Consigne:
Recopiez fidèlement le passage de la critique de Lou et l’île aux sirènes qui va de « Les films d’animation » jusqu’à « l’île aux sirènes. ».

Texte de la page:
----
Lou et l’île aux sirènes ou le LSD expliqué aux enfants: une critique croisée
Attention, cette critique vous sera proposée en Collab-o-vision par nos deux génies du mal, Bizarman et Discord.
Discord: Dis Bizarman, tu veux faire quoi cette nuit ?
Bizarman: La même chose que chaque soir, Discord ! Tenter de conquérir la japanimation ! *musique dramatique*
Oui, c’est bien beau mais il faut commencer quelque part !
Les films d’animation japonais se portent de mieux en mieux sur notre territoire depuis quelques temps: le succès de Your Name l’an dernier à ouvert la voie à nombre de sorties cinéma en France; c’était encore presque impensable il y a quelques années de voir une diffusion en salles d’un film d’animation japonais qui ne vienne pas du studio Ghibli.
C’est sûr, là, on a au cinéma en même temps Dans un recoin de ce monde et Lou et l'île aux sirènes, deux films primés à Annecy, respectivement par le Cristal du meilleur long-métrage et le prix du jury. On peut dire que l’on est gaté. Mais bon, lequel choisir ?
Et bien commençons par le premier dans l’ordre des sorties officielles: Lou et l’île aux sirènes.
Attend, le film de l’autre taré de Masaaki Yuasa ?
“Taré” est un mot qui ne semble pas trop fort pour désigner ce réalisateur japonais plus qu’ excentrique. On lui doit Mind Game (2004) un film (enfin, je crois) particulièrement insensé, mais aussi plusieurs séries animées telles Kaiba (2008) ou The Tatami Galaxy (2010). Et en 2018, nous le retrouverons sur l’improbable reboot animé financé par Netflix du Devilman de Go Nagai. Mais ce qui nous intéresse aujourd’hui, c’est bien Lou et l’ile aux sirènes, sa tentative de réaliser un film familial (ce qui peut surprendre vu ses penchants pour les productions expérimentales). Et il faut rajouter que le scénario a été écrit par Reiko Yoshida, scénariste du manga Tokyo Mew Mew (oui oui...).
----
(Listes des éléments et des régions)
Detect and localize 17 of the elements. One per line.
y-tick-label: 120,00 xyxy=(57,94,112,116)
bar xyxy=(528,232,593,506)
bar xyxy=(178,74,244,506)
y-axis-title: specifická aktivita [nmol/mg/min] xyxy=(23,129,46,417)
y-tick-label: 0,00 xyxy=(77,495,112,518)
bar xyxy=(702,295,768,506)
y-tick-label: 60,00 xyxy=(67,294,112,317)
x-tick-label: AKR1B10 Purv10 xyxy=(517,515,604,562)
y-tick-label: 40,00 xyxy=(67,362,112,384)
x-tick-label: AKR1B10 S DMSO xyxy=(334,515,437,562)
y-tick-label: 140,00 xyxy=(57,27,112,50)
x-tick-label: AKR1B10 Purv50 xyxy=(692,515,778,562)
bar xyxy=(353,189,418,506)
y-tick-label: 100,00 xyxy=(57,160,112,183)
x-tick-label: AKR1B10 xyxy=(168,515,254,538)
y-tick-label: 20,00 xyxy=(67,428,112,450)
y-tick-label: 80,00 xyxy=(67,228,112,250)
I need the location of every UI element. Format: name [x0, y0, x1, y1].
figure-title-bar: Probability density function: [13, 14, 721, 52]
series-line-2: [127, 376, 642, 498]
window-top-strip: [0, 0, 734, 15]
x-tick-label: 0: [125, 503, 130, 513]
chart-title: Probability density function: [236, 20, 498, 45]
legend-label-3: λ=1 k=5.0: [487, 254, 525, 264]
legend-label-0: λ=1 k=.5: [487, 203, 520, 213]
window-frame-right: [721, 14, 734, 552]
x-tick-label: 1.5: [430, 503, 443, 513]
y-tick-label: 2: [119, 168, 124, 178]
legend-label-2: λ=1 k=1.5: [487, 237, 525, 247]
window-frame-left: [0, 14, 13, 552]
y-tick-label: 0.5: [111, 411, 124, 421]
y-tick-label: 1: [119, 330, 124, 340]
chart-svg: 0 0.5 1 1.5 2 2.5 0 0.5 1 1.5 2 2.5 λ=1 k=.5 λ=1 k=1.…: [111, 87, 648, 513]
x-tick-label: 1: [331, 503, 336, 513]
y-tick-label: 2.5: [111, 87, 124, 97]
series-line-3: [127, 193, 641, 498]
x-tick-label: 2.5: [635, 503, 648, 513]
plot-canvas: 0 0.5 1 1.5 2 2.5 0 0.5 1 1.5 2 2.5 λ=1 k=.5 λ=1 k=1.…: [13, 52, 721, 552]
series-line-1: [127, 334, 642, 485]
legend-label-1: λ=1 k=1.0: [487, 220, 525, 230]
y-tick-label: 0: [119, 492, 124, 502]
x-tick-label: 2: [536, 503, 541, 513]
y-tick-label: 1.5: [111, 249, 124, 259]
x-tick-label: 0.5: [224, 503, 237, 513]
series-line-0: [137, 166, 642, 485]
----
Corrigé:
Les films d’animation japonais se portent de mieux en mieux sur notre territoire depuis quelques temps: le succès de Your Name l’an dernier à ouvert la voie à nombre de sorties cinéma en France; c’était encore presque impensable il y a quelques années de voir une diffusion en salles d’un film d’animation japonais qui ne vienne pas du studio Ghibli.
C’est sûr, là, on a au cinéma en même temps Dans un recoin de ce monde et Lou et l'île aux sirènes, deux films primés à Annecy, respectivement par le Cristal du meilleur long-métrage et le prix du jury. On peut dire que l’on est gaté. Mais bon, lequel choisir ?
Et bien commençons par le premier dans l’ordre des sorties officielles: Lou et l’île aux sirènes.